• [DATASET]
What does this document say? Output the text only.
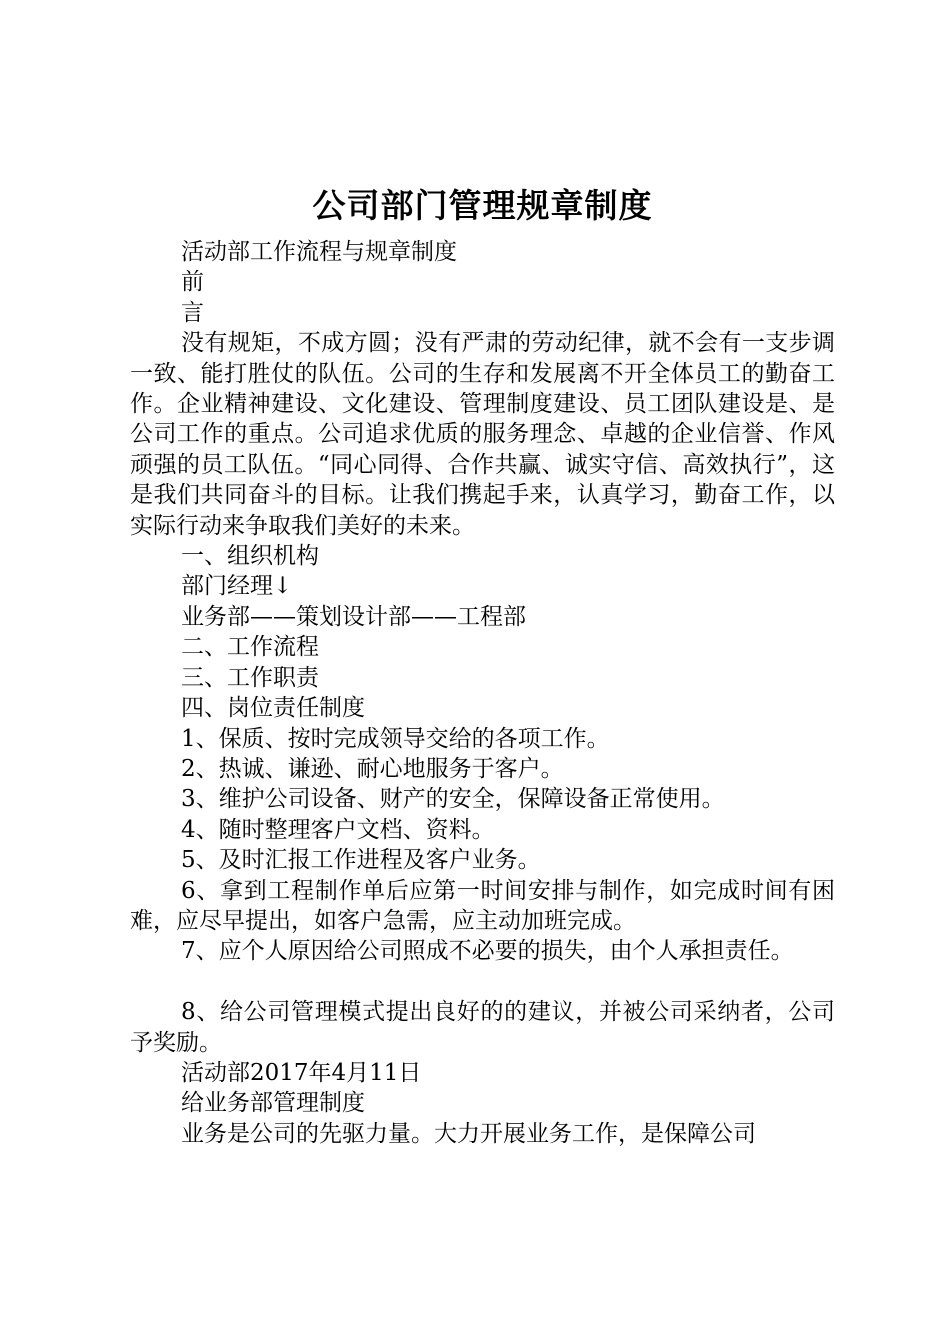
公司部门管理规章制度

活动部工作流程与规章制度

前

言

没有规矩，不成方圆；没有严肃的劳动纪律，就不会有一支步调一致、能打胜仗的队伍。公司的生存和发展离不开全体员工的勤奋工作。企业精神建设、文化建设、管理制度建设、员工团队建设是、是公司工作的重点。公司追求优质的服务理念、卓越的企业信誉、作风顽强的员工队伍。“同心同得、合作共赢、诚实守信、高效执行”，这是我们共同奋斗的目标。让我们携起手来，认真学习，勤奋工作，以实际行动来争取我们美好的未来。

一、组织机构

部门经理↓

业务部——策划设计部——工程部

二、工作流程

三、工作职责

四、岗位责任制度

1、保质、按时完成领导交给的各项工作。

2、热诚、谦逊、耐心地服务于客户。

3、维护公司设备、财产的安全，保障设备正常使用。

4、随时整理客户文档、资料。

5、及时汇报工作进程及客户业务。

6、拿到工程制作单后应第一时间安排与制作，如完成时间有困难，应尽早提出，如客户急需，应主动加班完成。

7、应个人原因给公司照成不必要的损失，由个人承担责任。

8、给公司管理模式提出良好的的建议，并被公司采纳者，公司予奖励。

活动部2017年4月11日

给业务部管理制度

业务是公司的先驱力量。大力开展业务工作，是保障公司
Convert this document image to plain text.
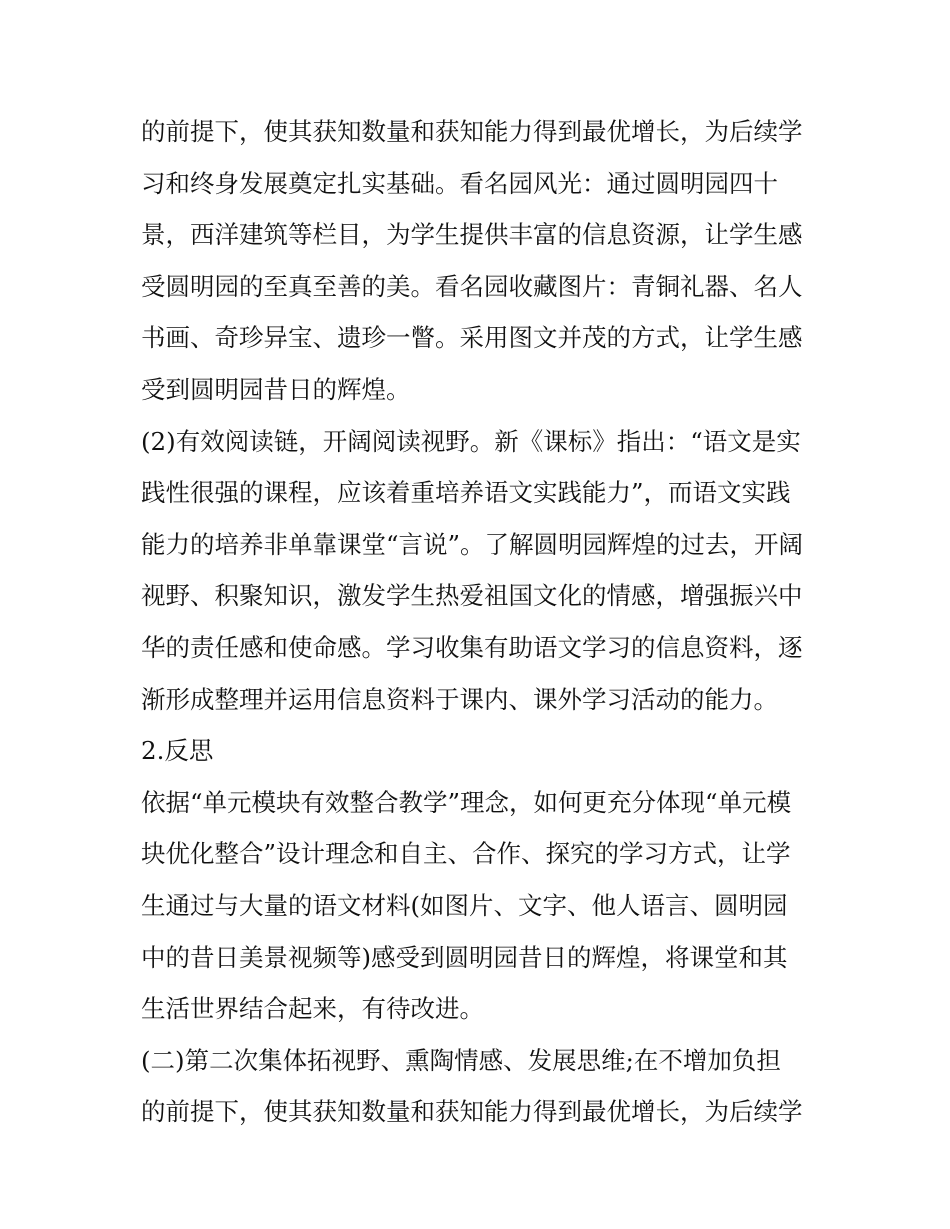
的前提下，使其获知数量和获知能力得到最优增长，为后续学
习和终身发展奠定扎实基础。看名园风光：通过圆明园四十
景，西洋建筑等栏目，为学生提供丰富的信息资源，让学生感
受圆明园的至真至善的美。看名园收藏图片：青铜礼器、名人
书画、奇珍异宝、遗珍一瞥。采用图文并茂的方式，让学生感
受到圆明园昔日的辉煌。
(2)有效阅读链，开阔阅读视野。新《课标》指出：“语文是实
践性很强的课程，应该着重培养语文实践能力”，而语文实践
能力的培养非单靠课堂“言说”。了解圆明园辉煌的过去，开阔
视野、积聚知识，激发学生热爱祖国文化的情感，增强振兴中
华的责任感和使命感。学习收集有助语文学习的信息资料，逐
渐形成整理并运用信息资料于课内、课外学习活动的能力。
2.反思
依据“单元模块有效整合教学”理念，如何更充分体现“单元模
块优化整合”设计理念和自主、合作、探究的学习方式，让学
生通过与大量的语文材料(如图片、文字、他人语言、圆明园
中的昔日美景视频等)感受到圆明园昔日的辉煌，将课堂和其
生活世界结合起来，有待改进。
(二)第二次集体拓视野、熏陶情感、发展思维;在不增加负担
的前提下，使其获知数量和获知能力得到最优增长，为后续学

• [WHAT YOU NEED TO DO]
Copy out every line in the entries above that holds "this".

• [CORRECT ANSWER]
What does this document say? Output the text only.
Convert this document image to plain text.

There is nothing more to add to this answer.